WHAT IS ASKED:
Write out the entries, please, from the line containing "Read this page and output its text content." through their final line, exactly and with nothing else.

RECORDS FOR THIS EXERCISE:
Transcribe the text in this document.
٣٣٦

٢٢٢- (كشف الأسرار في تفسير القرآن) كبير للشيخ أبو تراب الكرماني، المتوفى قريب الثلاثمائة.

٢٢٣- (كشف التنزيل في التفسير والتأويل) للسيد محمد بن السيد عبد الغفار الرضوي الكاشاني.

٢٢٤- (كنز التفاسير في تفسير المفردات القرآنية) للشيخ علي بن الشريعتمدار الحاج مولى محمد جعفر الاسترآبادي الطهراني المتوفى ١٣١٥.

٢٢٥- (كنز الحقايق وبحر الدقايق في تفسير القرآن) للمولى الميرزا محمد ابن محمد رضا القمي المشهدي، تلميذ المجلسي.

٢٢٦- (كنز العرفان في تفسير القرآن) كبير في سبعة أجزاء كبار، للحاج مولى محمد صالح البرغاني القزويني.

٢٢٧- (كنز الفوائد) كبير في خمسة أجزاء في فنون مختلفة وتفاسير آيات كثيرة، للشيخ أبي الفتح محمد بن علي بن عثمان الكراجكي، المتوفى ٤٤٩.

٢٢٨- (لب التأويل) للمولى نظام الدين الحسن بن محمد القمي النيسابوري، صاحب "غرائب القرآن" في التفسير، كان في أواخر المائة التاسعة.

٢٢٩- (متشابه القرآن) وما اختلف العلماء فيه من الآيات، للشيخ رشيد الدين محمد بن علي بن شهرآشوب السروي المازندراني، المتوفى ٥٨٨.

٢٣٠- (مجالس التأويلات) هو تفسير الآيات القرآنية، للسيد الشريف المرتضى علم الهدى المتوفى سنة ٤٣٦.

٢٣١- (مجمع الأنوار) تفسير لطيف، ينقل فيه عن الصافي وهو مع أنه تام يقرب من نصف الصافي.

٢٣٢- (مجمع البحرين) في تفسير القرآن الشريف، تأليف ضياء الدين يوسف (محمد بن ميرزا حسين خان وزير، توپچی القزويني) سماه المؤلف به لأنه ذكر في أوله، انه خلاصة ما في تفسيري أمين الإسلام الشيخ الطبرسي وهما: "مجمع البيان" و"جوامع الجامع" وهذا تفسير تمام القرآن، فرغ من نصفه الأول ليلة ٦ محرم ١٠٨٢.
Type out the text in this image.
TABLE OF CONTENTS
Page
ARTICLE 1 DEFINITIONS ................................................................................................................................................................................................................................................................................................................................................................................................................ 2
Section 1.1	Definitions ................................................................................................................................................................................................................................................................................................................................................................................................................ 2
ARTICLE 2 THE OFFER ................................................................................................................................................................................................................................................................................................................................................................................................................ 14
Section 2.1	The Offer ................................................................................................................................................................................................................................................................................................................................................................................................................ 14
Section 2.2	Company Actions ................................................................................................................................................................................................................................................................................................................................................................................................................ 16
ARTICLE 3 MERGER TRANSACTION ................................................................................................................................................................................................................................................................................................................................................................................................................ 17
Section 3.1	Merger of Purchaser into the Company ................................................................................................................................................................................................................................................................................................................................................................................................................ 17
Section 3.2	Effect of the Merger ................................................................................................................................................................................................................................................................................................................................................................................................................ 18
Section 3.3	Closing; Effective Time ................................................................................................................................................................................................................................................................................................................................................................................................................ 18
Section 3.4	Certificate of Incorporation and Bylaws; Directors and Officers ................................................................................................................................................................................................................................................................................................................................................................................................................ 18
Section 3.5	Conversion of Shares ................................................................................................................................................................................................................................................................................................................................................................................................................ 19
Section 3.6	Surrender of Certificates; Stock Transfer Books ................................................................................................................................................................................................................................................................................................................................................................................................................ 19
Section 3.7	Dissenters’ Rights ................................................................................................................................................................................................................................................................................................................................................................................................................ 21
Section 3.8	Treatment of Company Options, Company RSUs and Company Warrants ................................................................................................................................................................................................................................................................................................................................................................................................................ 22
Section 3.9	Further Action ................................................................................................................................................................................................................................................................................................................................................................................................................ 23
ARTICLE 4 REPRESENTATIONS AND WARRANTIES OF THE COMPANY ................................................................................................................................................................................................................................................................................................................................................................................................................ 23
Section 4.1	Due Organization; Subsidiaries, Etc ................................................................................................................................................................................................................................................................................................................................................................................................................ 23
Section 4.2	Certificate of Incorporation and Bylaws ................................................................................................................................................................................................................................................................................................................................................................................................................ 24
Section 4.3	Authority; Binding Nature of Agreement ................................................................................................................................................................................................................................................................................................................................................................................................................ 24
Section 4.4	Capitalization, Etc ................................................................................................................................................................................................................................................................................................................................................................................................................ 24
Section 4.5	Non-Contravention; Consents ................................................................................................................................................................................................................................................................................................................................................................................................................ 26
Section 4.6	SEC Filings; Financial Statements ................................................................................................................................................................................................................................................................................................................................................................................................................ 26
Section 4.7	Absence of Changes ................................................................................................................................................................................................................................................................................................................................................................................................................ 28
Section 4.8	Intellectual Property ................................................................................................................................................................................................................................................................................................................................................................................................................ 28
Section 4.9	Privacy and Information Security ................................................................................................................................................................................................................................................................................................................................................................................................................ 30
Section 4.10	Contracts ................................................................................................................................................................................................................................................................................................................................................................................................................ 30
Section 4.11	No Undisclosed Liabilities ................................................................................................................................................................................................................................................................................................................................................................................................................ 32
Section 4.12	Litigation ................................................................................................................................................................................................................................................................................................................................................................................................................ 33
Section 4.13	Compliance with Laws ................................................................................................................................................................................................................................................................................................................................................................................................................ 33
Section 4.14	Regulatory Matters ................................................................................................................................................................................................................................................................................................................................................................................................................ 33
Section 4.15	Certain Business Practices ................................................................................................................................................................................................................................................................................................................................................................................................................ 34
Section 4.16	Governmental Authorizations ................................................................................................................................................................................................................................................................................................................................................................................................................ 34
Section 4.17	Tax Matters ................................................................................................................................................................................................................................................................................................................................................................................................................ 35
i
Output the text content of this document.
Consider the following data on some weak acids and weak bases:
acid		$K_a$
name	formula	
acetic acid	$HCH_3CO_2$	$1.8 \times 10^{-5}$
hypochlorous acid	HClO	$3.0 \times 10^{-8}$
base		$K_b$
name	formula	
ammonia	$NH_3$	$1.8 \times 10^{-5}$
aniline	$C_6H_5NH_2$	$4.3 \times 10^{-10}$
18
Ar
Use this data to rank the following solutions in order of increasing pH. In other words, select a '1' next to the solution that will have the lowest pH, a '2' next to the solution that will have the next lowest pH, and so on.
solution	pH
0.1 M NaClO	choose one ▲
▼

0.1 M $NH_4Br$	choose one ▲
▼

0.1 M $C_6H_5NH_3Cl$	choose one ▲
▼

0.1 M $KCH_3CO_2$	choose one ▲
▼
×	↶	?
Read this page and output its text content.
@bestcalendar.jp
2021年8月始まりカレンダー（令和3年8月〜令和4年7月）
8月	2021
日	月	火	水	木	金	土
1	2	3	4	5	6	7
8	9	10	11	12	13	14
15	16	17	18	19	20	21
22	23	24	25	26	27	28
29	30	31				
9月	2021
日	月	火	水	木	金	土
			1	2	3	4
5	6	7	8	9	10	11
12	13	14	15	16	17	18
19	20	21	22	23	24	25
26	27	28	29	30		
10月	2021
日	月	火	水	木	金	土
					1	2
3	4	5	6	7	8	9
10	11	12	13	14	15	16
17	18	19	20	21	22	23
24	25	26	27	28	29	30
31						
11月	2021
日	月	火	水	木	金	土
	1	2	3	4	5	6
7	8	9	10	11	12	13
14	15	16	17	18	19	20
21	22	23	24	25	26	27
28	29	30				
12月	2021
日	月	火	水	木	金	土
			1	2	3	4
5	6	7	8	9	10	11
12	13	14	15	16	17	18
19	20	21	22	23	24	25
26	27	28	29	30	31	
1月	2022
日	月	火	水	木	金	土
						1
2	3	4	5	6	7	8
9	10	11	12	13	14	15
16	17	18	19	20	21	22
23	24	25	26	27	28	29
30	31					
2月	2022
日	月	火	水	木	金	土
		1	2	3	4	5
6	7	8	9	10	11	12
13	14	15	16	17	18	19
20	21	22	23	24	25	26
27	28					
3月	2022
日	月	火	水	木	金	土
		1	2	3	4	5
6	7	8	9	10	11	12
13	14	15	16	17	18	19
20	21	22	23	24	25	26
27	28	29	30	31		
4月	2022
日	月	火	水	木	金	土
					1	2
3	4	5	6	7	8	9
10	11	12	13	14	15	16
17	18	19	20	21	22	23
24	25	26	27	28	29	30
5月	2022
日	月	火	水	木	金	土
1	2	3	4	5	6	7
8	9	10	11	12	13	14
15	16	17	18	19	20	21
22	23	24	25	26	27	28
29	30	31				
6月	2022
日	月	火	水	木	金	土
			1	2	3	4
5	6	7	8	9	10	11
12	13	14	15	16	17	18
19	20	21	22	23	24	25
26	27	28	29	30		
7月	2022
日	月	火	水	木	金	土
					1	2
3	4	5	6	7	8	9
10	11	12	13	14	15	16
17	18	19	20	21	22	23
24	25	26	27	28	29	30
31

IN RESPONSE:
Read this page and output its text content.
@bestcalendar.jp
2021年8月始まりカレンダー（令和3年8月〜令和4年7月）
8月	2021
日	月	火	水	木	金	土
1	2	3	4	5	6	7
8	9	10	11	12	13	14
15	16	17	18	19	20	21
22	23	24	25	26	27	28
29	30	31				
9月	2021
日	月	火	水	木	金	土
			1	2	3	4
5	6	7	8	9	10	11
12	13	14	15	16	17	18
19	20	21	22	23	24	25
26	27	28	29	30		
10月	2021
日	月	火	水	木	金	土
					1	2
3	4	5	6	7	8	9
10	11	12	13	14	15	16
17	18	19	20	21	22	23
24	25	26	27	28	29	30
31						
11月	2021
日	月	火	水	木	金	土
	1	2	3	4	5	6
7	8	9	10	11	12	13
14	15	16	17	18	19	20
21	22	23	24	25	26	27
28	29	30				
12月	2021
日	月	火	水	木	金	土
			1	2	3	4
5	6	7	8	9	10	11
12	13	14	15	16	17	18
19	20	21	22	23	24	25
26	27	28	29	30	31	
1月	2022
日	月	火	水	木	金	土
						1
2	3	4	5	6	7	8
9	10	11	12	13	14	15
16	17	18	19	20	21	22
23	24	25	26	27	28	29
30	31					
2月	2022
日	月	火	水	木	金	土
		1	2	3	4	5
6	7	8	9	10	11	12
13	14	15	16	17	18	19
20	21	22	23	24	25	26
27	28					
3月	2022
日	月	火	水	木	金	土
		1	2	3	4	5
6	7	8	9	10	11	12
13	14	15	16	17	18	19
20	21	22	23	24	25	26
27	28	29	30	31		
4月	2022
日	月	火	水	木	金	土
					1	2
3	4	5	6	7	8	9
10	11	12	13	14	15	16
17	18	19	20	21	22	23
24	25	26	27	28	29	30
5月	2022
日	月	火	水	木	金	土
1	2	3	4	5	6	7
8	9	10	11	12	13	14
15	16	17	18	19	20	21
22	23	24	25	26	27	28
29	30	31				
6月	2022
日	月	火	水	木	金	土
			1	2	3	4
5	6	7	8	9	10	11
12	13	14	15	16	17	18
19	20	21	22	23	24	25
26	27	28	29	30		
7月	2022
日	月	火	水	木	金	土
					1	2
3	4	5	6	7	8	9
10	11	12	13	14	15	16
17	18	19	20	21	22	23
24	25	26	27	28	29	30
31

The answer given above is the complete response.